** START Dataset excerpts **

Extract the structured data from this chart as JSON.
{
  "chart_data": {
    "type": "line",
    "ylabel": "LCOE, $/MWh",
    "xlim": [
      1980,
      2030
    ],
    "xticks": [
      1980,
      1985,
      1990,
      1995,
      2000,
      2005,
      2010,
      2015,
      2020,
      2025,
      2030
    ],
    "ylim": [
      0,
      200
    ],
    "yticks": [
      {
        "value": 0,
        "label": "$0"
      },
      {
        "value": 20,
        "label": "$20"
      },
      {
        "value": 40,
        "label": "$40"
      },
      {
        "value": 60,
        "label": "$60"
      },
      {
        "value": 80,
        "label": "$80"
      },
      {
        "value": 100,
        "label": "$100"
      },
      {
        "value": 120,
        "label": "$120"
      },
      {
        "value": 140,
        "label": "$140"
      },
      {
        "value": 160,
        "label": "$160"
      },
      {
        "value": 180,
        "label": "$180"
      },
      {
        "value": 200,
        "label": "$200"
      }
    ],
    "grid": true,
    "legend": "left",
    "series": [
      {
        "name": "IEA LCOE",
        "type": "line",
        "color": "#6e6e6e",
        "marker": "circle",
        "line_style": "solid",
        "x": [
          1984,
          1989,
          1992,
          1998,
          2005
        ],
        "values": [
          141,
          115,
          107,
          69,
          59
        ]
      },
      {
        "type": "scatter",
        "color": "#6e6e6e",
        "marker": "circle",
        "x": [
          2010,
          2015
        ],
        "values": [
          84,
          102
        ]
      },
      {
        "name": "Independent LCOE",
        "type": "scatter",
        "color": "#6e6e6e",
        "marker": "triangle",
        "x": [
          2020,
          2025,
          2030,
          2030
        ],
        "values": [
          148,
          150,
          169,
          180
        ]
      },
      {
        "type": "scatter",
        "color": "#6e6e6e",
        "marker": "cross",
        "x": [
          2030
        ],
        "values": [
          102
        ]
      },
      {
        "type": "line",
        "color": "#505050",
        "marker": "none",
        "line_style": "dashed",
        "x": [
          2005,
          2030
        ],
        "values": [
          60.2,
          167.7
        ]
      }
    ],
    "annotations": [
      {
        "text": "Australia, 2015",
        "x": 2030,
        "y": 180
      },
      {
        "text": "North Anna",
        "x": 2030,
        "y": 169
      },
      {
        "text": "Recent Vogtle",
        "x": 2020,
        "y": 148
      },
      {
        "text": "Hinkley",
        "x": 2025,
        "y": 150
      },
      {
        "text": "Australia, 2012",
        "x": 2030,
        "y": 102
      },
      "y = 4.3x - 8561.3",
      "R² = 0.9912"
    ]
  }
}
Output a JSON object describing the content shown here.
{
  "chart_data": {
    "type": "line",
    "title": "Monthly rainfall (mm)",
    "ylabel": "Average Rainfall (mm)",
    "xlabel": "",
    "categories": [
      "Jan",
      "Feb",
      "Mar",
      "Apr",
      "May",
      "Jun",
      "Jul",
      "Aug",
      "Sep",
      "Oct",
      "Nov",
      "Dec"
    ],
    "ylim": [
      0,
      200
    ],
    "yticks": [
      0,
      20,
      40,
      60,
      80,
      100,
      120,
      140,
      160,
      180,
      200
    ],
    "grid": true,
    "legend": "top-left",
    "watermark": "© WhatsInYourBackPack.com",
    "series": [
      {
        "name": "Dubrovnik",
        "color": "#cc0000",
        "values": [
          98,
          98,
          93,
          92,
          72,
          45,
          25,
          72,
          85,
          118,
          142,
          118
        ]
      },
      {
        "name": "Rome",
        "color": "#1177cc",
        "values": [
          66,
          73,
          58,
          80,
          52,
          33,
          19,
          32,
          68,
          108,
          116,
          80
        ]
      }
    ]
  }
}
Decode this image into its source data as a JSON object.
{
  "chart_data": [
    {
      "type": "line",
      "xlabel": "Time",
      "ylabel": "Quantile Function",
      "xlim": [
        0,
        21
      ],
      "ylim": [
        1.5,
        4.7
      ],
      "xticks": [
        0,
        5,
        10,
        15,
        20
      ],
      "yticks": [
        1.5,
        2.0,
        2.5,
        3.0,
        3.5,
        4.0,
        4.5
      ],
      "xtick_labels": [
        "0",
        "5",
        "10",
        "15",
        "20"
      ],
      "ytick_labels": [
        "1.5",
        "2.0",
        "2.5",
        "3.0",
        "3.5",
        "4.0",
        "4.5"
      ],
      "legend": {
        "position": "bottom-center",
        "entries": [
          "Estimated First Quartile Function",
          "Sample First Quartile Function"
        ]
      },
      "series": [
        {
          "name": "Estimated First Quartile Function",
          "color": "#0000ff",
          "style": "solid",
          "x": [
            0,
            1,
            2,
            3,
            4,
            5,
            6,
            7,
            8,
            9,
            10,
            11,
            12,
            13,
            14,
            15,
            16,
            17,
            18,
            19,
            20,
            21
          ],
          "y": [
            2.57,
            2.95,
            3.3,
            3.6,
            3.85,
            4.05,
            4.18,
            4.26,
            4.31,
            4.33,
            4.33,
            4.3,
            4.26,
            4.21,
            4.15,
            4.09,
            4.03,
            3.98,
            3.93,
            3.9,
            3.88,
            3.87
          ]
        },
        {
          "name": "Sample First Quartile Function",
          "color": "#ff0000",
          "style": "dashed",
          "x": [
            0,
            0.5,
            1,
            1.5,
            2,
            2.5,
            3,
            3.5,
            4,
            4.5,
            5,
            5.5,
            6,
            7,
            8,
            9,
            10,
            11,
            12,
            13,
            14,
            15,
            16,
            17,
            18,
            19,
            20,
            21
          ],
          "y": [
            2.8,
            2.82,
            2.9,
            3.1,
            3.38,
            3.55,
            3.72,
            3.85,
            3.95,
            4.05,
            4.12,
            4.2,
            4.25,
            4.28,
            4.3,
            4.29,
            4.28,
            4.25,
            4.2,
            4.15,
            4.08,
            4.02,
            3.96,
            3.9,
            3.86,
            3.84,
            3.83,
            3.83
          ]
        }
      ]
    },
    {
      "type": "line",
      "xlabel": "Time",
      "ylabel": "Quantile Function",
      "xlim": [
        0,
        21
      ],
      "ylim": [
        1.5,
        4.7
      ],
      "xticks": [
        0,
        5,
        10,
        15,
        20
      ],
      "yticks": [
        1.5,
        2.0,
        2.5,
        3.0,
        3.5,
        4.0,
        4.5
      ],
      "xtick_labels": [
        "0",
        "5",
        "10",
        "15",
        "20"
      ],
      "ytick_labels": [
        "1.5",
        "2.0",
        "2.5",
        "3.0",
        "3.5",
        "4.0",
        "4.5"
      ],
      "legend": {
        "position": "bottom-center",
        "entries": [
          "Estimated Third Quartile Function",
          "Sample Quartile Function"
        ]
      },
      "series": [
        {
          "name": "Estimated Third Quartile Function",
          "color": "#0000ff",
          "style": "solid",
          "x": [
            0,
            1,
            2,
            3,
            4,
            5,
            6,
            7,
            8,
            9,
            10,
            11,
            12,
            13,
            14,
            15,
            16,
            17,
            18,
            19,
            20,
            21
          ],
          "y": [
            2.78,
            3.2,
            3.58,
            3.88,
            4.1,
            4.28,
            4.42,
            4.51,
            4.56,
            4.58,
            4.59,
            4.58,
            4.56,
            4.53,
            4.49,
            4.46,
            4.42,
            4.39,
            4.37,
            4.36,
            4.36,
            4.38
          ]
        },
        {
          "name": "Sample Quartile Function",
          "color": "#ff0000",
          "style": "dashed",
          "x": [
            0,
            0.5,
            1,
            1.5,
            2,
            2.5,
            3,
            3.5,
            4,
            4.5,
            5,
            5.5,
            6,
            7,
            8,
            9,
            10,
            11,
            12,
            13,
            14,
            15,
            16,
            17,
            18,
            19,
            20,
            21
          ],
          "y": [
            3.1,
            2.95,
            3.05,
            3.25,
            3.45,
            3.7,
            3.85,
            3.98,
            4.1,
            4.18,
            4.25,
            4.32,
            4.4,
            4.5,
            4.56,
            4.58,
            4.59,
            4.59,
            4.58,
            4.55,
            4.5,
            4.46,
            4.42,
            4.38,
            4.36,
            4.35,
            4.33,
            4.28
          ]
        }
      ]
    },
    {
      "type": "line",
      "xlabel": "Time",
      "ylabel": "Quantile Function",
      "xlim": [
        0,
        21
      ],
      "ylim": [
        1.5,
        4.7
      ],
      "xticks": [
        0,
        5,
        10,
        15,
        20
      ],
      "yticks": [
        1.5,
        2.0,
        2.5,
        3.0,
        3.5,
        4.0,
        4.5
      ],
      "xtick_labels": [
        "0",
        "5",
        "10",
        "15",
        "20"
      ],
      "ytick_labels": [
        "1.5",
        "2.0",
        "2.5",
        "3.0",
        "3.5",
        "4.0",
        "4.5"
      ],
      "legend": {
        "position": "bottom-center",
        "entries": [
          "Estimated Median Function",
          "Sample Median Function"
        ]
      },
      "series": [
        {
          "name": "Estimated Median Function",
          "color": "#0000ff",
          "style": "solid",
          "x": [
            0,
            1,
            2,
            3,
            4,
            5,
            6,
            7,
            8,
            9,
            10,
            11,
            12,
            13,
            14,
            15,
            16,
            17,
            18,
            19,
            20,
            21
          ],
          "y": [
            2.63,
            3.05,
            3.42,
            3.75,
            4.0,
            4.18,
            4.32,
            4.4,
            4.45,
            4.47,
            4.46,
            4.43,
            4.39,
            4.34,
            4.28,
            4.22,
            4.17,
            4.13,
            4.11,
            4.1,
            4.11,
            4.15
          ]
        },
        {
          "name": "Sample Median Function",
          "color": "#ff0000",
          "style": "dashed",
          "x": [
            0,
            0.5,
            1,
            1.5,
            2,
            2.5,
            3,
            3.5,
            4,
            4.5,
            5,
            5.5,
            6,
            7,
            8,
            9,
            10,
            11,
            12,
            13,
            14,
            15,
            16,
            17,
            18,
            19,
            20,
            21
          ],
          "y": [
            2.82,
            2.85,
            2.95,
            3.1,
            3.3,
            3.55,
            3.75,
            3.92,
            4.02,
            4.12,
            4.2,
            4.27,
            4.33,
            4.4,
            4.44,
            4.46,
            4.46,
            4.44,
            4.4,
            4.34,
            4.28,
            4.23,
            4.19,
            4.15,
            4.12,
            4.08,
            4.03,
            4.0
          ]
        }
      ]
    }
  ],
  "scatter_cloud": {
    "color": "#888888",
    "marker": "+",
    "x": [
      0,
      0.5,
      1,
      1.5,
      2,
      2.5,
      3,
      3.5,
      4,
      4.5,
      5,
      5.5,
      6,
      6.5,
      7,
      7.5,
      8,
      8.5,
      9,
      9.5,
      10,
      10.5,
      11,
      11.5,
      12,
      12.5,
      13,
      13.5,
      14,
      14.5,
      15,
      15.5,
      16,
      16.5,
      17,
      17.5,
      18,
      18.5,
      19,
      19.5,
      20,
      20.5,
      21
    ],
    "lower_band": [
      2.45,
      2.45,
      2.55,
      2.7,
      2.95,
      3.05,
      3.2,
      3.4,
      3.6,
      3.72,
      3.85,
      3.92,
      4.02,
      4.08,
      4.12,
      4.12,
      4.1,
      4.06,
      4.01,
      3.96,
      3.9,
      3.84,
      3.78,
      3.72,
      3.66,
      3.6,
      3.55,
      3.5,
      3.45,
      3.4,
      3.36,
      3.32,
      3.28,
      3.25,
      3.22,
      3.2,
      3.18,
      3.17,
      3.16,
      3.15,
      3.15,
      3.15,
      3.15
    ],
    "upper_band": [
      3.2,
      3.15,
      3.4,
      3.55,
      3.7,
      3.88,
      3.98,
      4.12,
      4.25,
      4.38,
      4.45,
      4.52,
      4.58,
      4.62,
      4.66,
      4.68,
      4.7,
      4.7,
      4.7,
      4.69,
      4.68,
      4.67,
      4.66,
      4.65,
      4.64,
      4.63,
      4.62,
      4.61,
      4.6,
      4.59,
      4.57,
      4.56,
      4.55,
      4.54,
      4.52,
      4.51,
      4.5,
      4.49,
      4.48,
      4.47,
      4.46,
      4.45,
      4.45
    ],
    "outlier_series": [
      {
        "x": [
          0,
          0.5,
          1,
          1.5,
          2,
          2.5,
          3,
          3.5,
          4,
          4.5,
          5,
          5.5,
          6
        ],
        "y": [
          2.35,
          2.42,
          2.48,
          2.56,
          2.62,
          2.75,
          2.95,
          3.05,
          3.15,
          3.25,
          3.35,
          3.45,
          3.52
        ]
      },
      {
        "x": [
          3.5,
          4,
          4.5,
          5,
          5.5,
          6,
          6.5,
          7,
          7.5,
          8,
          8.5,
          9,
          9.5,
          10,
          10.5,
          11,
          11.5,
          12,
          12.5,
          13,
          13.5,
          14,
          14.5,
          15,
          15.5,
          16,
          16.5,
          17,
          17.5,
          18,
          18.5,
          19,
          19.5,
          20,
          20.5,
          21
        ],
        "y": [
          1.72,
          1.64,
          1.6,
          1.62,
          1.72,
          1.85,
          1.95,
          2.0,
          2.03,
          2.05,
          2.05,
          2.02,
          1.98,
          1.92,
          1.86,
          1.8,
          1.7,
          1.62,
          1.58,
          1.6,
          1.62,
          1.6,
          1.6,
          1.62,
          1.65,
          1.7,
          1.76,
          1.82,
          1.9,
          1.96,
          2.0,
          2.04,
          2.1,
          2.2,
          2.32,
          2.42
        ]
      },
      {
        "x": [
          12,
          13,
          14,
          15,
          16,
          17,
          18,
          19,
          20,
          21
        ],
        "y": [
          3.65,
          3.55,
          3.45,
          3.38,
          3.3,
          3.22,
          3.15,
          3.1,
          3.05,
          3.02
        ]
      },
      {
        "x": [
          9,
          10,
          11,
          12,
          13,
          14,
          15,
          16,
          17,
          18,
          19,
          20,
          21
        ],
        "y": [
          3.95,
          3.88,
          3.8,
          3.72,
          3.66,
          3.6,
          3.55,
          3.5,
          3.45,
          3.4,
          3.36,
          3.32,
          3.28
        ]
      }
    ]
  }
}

** END Dataset excerpts **

Given problem:
Show the lines of the material that contain the word "text".

Output of the task:
        "text": "Australia, 2015",
        "text": "North Anna",
        "text": "Recent Vogtle",
        "text": "Hinkley",
        "text": "Australia, 2012",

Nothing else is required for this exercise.